Go through the data below and copy it exactly, skipping every picture.
Start
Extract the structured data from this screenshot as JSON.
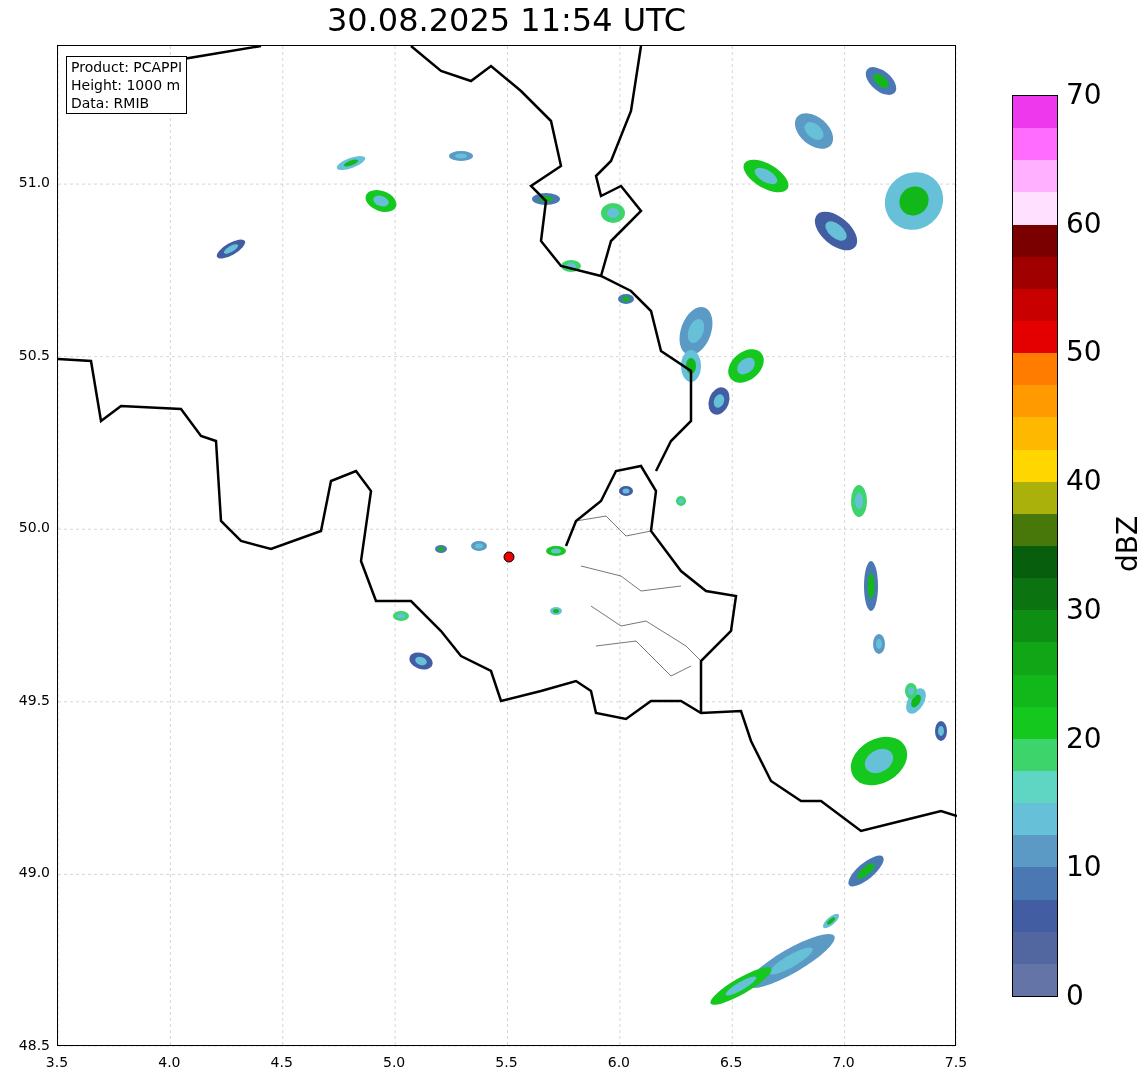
{
  "title": "30.08.2025 11:54 UTC",
  "info_box": [
    "Product: PCAPPI",
    "Height: 1000 m",
    "Data: RMIB"
  ],
  "map": {
    "xticks": [
      "3.5",
      "4.0",
      "4.5",
      "5.0",
      "5.5",
      "6.0",
      "6.5",
      "7.0",
      "7.5"
    ],
    "yticks": [
      "51.0",
      "50.5",
      "50.0",
      "49.5",
      "49.0",
      "48.5"
    ]
  },
  "colorbar": {
    "label": "dBZ",
    "ticks": [
      "70",
      "60",
      "50",
      "40",
      "30",
      "20",
      "10",
      "0"
    ],
    "bands": [
      {
        "color": "#6474a6"
      },
      {
        "color": "#5266a0"
      },
      {
        "color": "#435da3"
      },
      {
        "color": "#4a78b2"
      },
      {
        "color": "#5a9ac4"
      },
      {
        "color": "#66c0d8"
      },
      {
        "color": "#5fd6c4"
      },
      {
        "color": "#3dd46c"
      },
      {
        "color": "#14c81e"
      },
      {
        "color": "#12b81a"
      },
      {
        "color": "#10a616"
      },
      {
        "color": "#0e8e12"
      },
      {
        "color": "#0b7410"
      },
      {
        "color": "#075e0c"
      },
      {
        "color": "#48780a"
      },
      {
        "color": "#aab10a"
      },
      {
        "color": "#ffd600"
      },
      {
        "color": "#ffb800"
      },
      {
        "color": "#ff9a00"
      },
      {
        "color": "#ff7c00"
      },
      {
        "color": "#e40000"
      },
      {
        "color": "#c80000"
      },
      {
        "color": "#a00000"
      },
      {
        "color": "#7a0000"
      },
      {
        "color": "#ffe0ff"
      },
      {
        "color": "#ffb0ff"
      },
      {
        "color": "#ff6cff"
      },
      {
        "color": "#ee38ee"
      }
    ]
  }
}
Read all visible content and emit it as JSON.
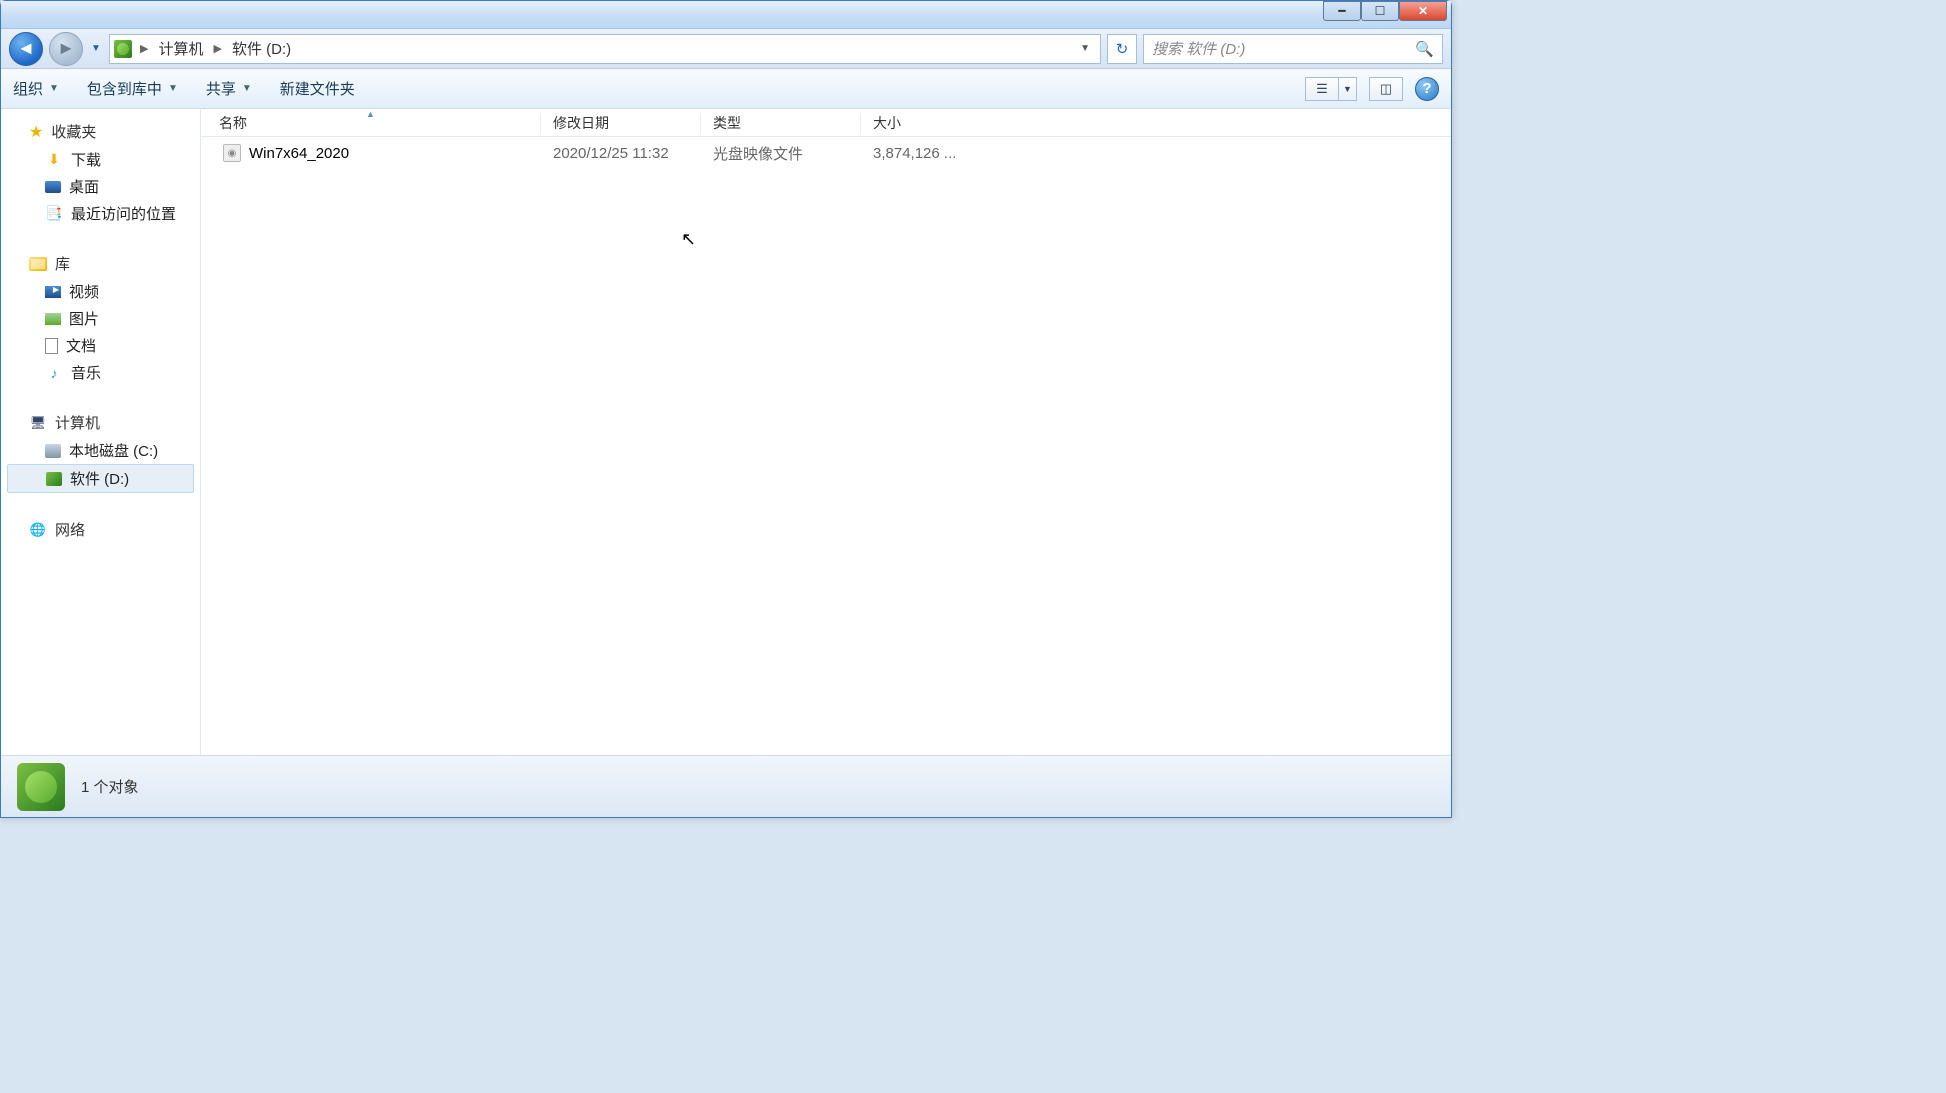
{
  "breadcrumb": {
    "seg1": "计算机",
    "seg2": "软件 (D:)"
  },
  "search": {
    "placeholder": "搜索 软件 (D:)"
  },
  "toolbar": {
    "organize": "组织",
    "include": "包含到库中",
    "share": "共享",
    "newfolder": "新建文件夹"
  },
  "columns": {
    "name": "名称",
    "date": "修改日期",
    "type": "类型",
    "size": "大小"
  },
  "sidebar": {
    "favorites": "收藏夹",
    "downloads": "下载",
    "desktop": "桌面",
    "recent": "最近访问的位置",
    "libraries": "库",
    "videos": "视频",
    "pictures": "图片",
    "documents": "文档",
    "music": "音乐",
    "computer": "计算机",
    "drive_c": "本地磁盘 (C:)",
    "drive_d": "软件 (D:)",
    "network": "网络"
  },
  "file": {
    "name": "Win7x64_2020",
    "date": "2020/12/25 11:32",
    "type": "光盘映像文件",
    "size": "3,874,126 ..."
  },
  "status": {
    "count": "1 个对象"
  }
}
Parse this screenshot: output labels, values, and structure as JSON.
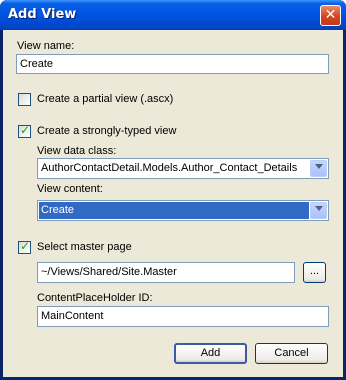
{
  "window": {
    "title": "Add View",
    "close_glyph": "✕"
  },
  "view_name": {
    "label": "View name:",
    "value": "Create"
  },
  "partial_view": {
    "label": "Create a partial view (.ascx)",
    "checked": false
  },
  "strongly_typed": {
    "label": "Create a strongly-typed view",
    "checked": true
  },
  "view_data_class": {
    "label": "View data class:",
    "value": "AuthorContactDetail.Models.Author_Contact_Details"
  },
  "view_content": {
    "label": "View content:",
    "value": "Create"
  },
  "master_page": {
    "label": "Select master page",
    "checked": true,
    "path": "~/Views/Shared/Site.Master",
    "browse_label": "..."
  },
  "content_placeholder": {
    "label": "ContentPlaceHolder ID:",
    "value": "MainContent"
  },
  "buttons": {
    "add": "Add",
    "cancel": "Cancel"
  },
  "icons": {
    "checkbox_checked": "checkmark-icon",
    "dropdown": "chevron-down-icon",
    "close": "close-icon"
  }
}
End
Response:
Extract the structured data from this screenshot as JSON.
{
  "title": "30.08.2025 11:54 UTC",
  "info_box": [
    "Product: PCAPPI",
    "Height: 1000 m",
    "Data: RMIB"
  ],
  "map": {
    "xticks": [
      "3.5",
      "4.0",
      "4.5",
      "5.0",
      "5.5",
      "6.0",
      "6.5",
      "7.0",
      "7.5"
    ],
    "yticks": [
      "51.0",
      "50.5",
      "50.0",
      "49.5",
      "49.0",
      "48.5"
    ]
  },
  "colorbar": {
    "label": "dBZ",
    "ticks": [
      "70",
      "60",
      "50",
      "40",
      "30",
      "20",
      "10",
      "0"
    ],
    "bands": [
      {
        "color": "#6474a6"
      },
      {
        "color": "#5266a0"
      },
      {
        "color": "#435da3"
      },
      {
        "color": "#4a78b2"
      },
      {
        "color": "#5a9ac4"
      },
      {
        "color": "#66c0d8"
      },
      {
        "color": "#5fd6c4"
      },
      {
        "color": "#3dd46c"
      },
      {
        "color": "#14c81e"
      },
      {
        "color": "#12b81a"
      },
      {
        "color": "#10a616"
      },
      {
        "color": "#0e8e12"
      },
      {
        "color": "#0b7410"
      },
      {
        "color": "#075e0c"
      },
      {
        "color": "#48780a"
      },
      {
        "color": "#aab10a"
      },
      {
        "color": "#ffd600"
      },
      {
        "color": "#ffb800"
      },
      {
        "color": "#ff9a00"
      },
      {
        "color": "#ff7c00"
      },
      {
        "color": "#e40000"
      },
      {
        "color": "#c80000"
      },
      {
        "color": "#a00000"
      },
      {
        "color": "#7a0000"
      },
      {
        "color": "#ffe0ff"
      },
      {
        "color": "#ffb0ff"
      },
      {
        "color": "#ff6cff"
      },
      {
        "color": "#ee38ee"
      }
    ]
  }
}
Read all visible content and emit it as JSON.
{
  "breadcrumb": {
    "seg1": "计算机",
    "seg2": "软件 (D:)"
  },
  "search": {
    "placeholder": "搜索 软件 (D:)"
  },
  "toolbar": {
    "organize": "组织",
    "include": "包含到库中",
    "share": "共享",
    "newfolder": "新建文件夹"
  },
  "columns": {
    "name": "名称",
    "date": "修改日期",
    "type": "类型",
    "size": "大小"
  },
  "sidebar": {
    "favorites": "收藏夹",
    "downloads": "下载",
    "desktop": "桌面",
    "recent": "最近访问的位置",
    "libraries": "库",
    "videos": "视频",
    "pictures": "图片",
    "documents": "文档",
    "music": "音乐",
    "computer": "计算机",
    "drive_c": "本地磁盘 (C:)",
    "drive_d": "软件 (D:)",
    "network": "网络"
  },
  "file": {
    "name": "Win7x64_2020",
    "date": "2020/12/25 11:32",
    "type": "光盘映像文件",
    "size": "3,874,126 ..."
  },
  "status": {
    "count": "1 个对象"
  }
}
Parse this screenshot: output labels, values, and structure as JSON.
{
  "window": {
    "title": "Add View",
    "close_glyph": "✕"
  },
  "view_name": {
    "label": "View name:",
    "value": "Create"
  },
  "partial_view": {
    "label": "Create a partial view (.ascx)",
    "checked": false
  },
  "strongly_typed": {
    "label": "Create a strongly-typed view",
    "checked": true
  },
  "view_data_class": {
    "label": "View data class:",
    "value": "AuthorContactDetail.Models.Author_Contact_Details"
  },
  "view_content": {
    "label": "View content:",
    "value": "Create"
  },
  "master_page": {
    "label": "Select master page",
    "checked": true,
    "path": "~/Views/Shared/Site.Master",
    "browse_label": "..."
  },
  "content_placeholder": {
    "label": "ContentPlaceHolder ID:",
    "value": "MainContent"
  },
  "buttons": {
    "add": "Add",
    "cancel": "Cancel"
  },
  "icons": {
    "checkbox_checked": "checkmark-icon",
    "dropdown": "chevron-down-icon",
    "close": "close-icon"
  }
}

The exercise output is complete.